**Saved data entries:**
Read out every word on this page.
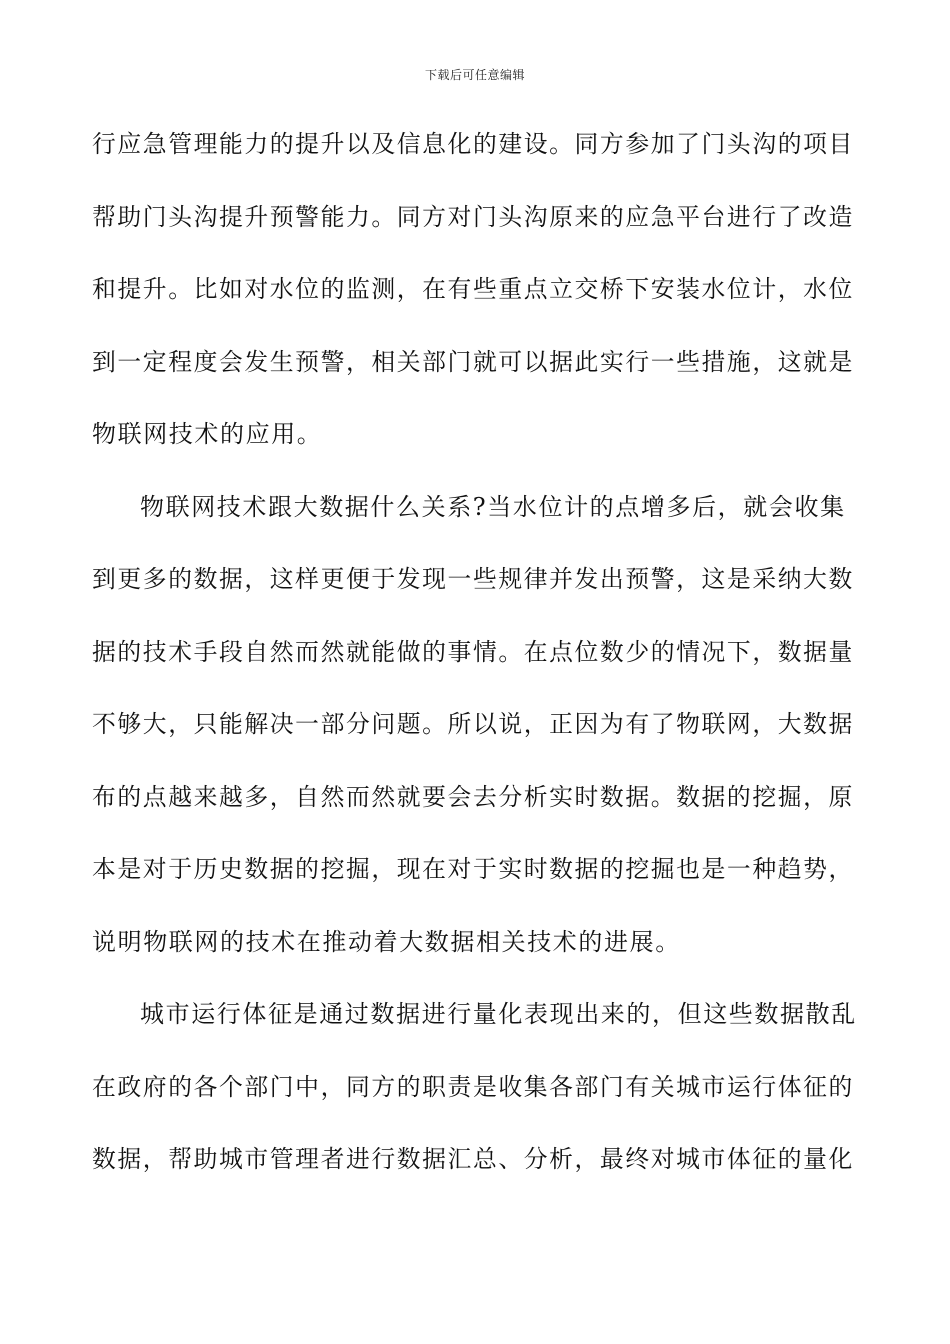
下载后可任意编辑

行应急管理能力的提升以及信息化的建设。同方参加了门头沟的项目
帮助门头沟提升预警能力。同方对门头沟原来的应急平台进行了改造
和提升。比如对水位的监测，在有些重点立交桥下安装水位计，水位
到一定程度会发生预警，相关部门就可以据此实行一些措施，这就是
物联网技术的应用。

物联网技术跟大数据什么关系?当水位计的点增多后，就会收集
到更多的数据，这样更便于发现一些规律并发出预警，这是采纳大数
据的技术手段自然而然就能做的事情。在点位数少的情况下，数据量
不够大，只能解决一部分问题。所以说，正因为有了物联网，大数据
布的点越来越多，自然而然就要会去分析实时数据。数据的挖掘，原
本是对于历史数据的挖掘，现在对于实时数据的挖掘也是一种趋势，
说明物联网的技术在推动着大数据相关技术的进展。

城市运行体征是通过数据进行量化表现出来的，但这些数据散乱
在政府的各个部门中，同方的职责是收集各部门有关城市运行体征的
数据，帮助城市管理者进行数据汇总、分析，最终对城市体征的量化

**SHORT TASK:** Retype the listing exactly. Pictures do not belong in the copy.

**EXERCISE SOLUTION:**
Read out every word on this page.
下载后可任意编辑

行应急管理能力的提升以及信息化的建设。同方参加了门头沟的项目
帮助门头沟提升预警能力。同方对门头沟原来的应急平台进行了改造
和提升。比如对水位的监测，在有些重点立交桥下安装水位计，水位
到一定程度会发生预警，相关部门就可以据此实行一些措施，这就是
物联网技术的应用。

物联网技术跟大数据什么关系?当水位计的点增多后，就会收集
到更多的数据，这样更便于发现一些规律并发出预警，这是采纳大数
据的技术手段自然而然就能做的事情。在点位数少的情况下，数据量
不够大，只能解决一部分问题。所以说，正因为有了物联网，大数据
布的点越来越多，自然而然就要会去分析实时数据。数据的挖掘，原
本是对于历史数据的挖掘，现在对于实时数据的挖掘也是一种趋势，
说明物联网的技术在推动着大数据相关技术的进展。

城市运行体征是通过数据进行量化表现出来的，但这些数据散乱
在政府的各个部门中，同方的职责是收集各部门有关城市运行体征的
数据，帮助城市管理者进行数据汇总、分析，最终对城市体征的量化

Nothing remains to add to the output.